Aim of the exercise:
Faithfully return all lines, omitting every embedded picture.
-- Data for the task start --
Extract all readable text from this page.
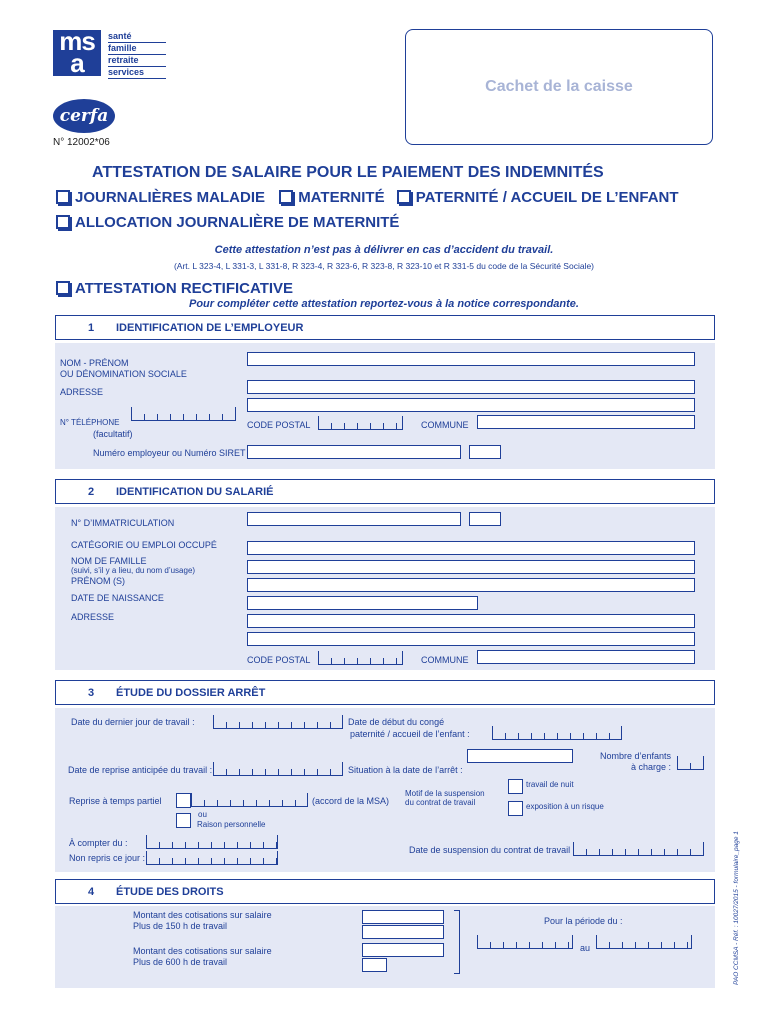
msa
santé
famille
retraite
services
cerfa
N° 12002*06
Cachet de la caisse
ATTESTATION DE SALAIRE POUR LE PAIEMENT DES INDEMNITÉS
JOURNALIÈRES MALADIE MATERNITÉ PATERNITÉ / ACCUEIL DE L’ENFANT
ALLOCATION JOURNALIÈRE DE MATERNITÉ
Cette attestation n’est pas à délivrer en cas d’accident du travail.
(Art. L 323-4, L 331-3, L 331-8, R 323-4, R 323-6, R 323-8, R 323-10 et R 331-5 du code de la Sécurité Sociale)
ATTESTATION RECTIFICATIVE
Pour compléter cette attestation reportez-vous à la notice correspondante.
1 IDENTIFICATION DE L’EMPLOYEUR
NOM - PRÉNOM
OU DÉNOMINATION SOCIALE
ADRESSE
N° TÉLÉPHONE
(facultatif)
CODE POSTAL	COMMUNE
Numéro employeur ou Numéro SIRET
2 IDENTIFICATION DU SALARIÉ
N° D’IMMATRICULATION
CATÉGORIE OU EMPLOI OCCUPÉ
NOM DE FAMILLE
(suivi, s’il y a lieu, du nom d’usage)
PRÉNOM (S)
DATE DE NAISSANCE
ADRESSE
CODE POSTAL	COMMUNE
3 ÉTUDE DU DOSSIER ARRÊT
Date du dernier jour de travail :	Date de début du congé
paternité / accueil de l’enfant :
Nombre d’enfants
à charge :
Date de reprise anticipée du travail :	Situation à la date de l’arrêt :
Reprise à temps partiel	(accord de la MSA)
ou
Raison personnelle
Motif de la suspension
du contrat de travail
travail de nuit
exposition à un risque
À compter du :
Non repris ce jour :
Date de suspension du contrat de travail
4 ÉTUDE DES DROITS
Montant des cotisations sur salaire
Plus de 150 h de travail
Montant des cotisations sur salaire
Plus de 600 h de travail
Pour la période du :
au	PAO CCMSA - Réf. : 10027/2015 - formulaire_page 1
-- Data for the task end --
Output of the task:
Extract all readable text from this page.
msa
santé
famille
retraite
services
cerfa
N° 12002*06
Cachet de la caisse
ATTESTATION DE SALAIRE POUR LE PAIEMENT DES INDEMNITÉS
JOURNALIÈRES MALADIE MATERNITÉ PATERNITÉ / ACCUEIL DE L’ENFANT
ALLOCATION JOURNALIÈRE DE MATERNITÉ
Cette attestation n’est pas à délivrer en cas d’accident du travail.
(Art. L 323-4, L 331-3, L 331-8, R 323-4, R 323-6, R 323-8, R 323-10 et R 331-5 du code de la Sécurité Sociale)
ATTESTATION RECTIFICATIVE
Pour compléter cette attestation reportez-vous à la notice correspondante.
1 IDENTIFICATION DE L’EMPLOYEUR
NOM - PRÉNOM
OU DÉNOMINATION SOCIALE
ADRESSE
N° TÉLÉPHONE
(facultatif)
CODE POSTAL	COMMUNE
Numéro employeur ou Numéro SIRET
2 IDENTIFICATION DU SALARIÉ
N° D’IMMATRICULATION
CATÉGORIE OU EMPLOI OCCUPÉ
NOM DE FAMILLE
(suivi, s’il y a lieu, du nom d’usage)
PRÉNOM (S)
DATE DE NAISSANCE
ADRESSE
CODE POSTAL	COMMUNE
3 ÉTUDE DU DOSSIER ARRÊT
Date du dernier jour de travail :	Date de début du congé
paternité / accueil de l’enfant :
Nombre d’enfants
à charge :
Date de reprise anticipée du travail :	Situation à la date de l’arrêt :
Reprise à temps partiel	(accord de la MSA)
ou
Raison personnelle
Motif de la suspension
du contrat de travail
travail de nuit
exposition à un risque
À compter du :
Non repris ce jour :
Date de suspension du contrat de travail
4 ÉTUDE DES DROITS
Montant des cotisations sur salaire
Plus de 150 h de travail
Montant des cotisations sur salaire
Plus de 600 h de travail
Pour la période du :
au	PAO CCMSA - Réf. : 10027/2015 - formulaire_page 1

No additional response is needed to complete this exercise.